PROMPT
Go through the listing and copy each line with the string "надзора".

Collection entries
******************************

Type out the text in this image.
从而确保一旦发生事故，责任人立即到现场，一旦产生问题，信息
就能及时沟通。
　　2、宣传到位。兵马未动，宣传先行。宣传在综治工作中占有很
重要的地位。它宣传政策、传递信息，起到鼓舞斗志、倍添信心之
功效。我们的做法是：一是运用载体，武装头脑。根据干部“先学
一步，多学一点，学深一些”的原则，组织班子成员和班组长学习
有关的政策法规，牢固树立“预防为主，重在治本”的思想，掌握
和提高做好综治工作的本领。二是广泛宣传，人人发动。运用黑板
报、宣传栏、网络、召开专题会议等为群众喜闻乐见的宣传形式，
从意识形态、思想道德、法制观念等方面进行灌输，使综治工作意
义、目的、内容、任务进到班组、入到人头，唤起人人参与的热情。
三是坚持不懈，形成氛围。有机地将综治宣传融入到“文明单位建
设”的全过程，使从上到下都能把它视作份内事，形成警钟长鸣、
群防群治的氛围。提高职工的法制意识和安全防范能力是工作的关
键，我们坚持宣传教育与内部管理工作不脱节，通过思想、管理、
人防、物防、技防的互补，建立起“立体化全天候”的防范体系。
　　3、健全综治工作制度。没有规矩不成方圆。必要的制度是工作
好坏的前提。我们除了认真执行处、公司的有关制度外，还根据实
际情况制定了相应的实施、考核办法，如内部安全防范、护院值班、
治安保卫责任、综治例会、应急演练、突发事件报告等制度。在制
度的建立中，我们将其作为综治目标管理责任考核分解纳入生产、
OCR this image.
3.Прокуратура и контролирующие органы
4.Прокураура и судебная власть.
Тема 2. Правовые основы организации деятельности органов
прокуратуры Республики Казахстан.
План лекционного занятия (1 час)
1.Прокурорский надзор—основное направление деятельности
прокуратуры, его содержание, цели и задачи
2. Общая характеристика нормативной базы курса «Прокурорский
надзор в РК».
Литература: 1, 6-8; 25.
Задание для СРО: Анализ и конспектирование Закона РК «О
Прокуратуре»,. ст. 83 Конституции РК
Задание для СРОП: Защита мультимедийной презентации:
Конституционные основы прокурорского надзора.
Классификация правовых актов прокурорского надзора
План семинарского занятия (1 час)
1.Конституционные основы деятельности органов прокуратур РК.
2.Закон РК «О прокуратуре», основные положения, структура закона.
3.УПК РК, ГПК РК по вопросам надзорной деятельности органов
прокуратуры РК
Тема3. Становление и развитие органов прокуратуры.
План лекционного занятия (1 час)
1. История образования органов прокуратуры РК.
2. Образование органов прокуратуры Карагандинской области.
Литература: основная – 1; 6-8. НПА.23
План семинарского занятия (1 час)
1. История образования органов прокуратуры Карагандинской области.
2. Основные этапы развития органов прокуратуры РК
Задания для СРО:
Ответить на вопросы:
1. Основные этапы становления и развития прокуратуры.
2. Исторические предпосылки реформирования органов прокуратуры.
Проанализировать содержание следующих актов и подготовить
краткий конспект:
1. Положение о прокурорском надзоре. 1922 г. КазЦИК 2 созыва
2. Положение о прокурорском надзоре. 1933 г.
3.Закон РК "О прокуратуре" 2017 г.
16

******************************

CORRECT RESULT
Конституционные основы прокурорского надзора.
Классификация правовых актов прокурорского надзора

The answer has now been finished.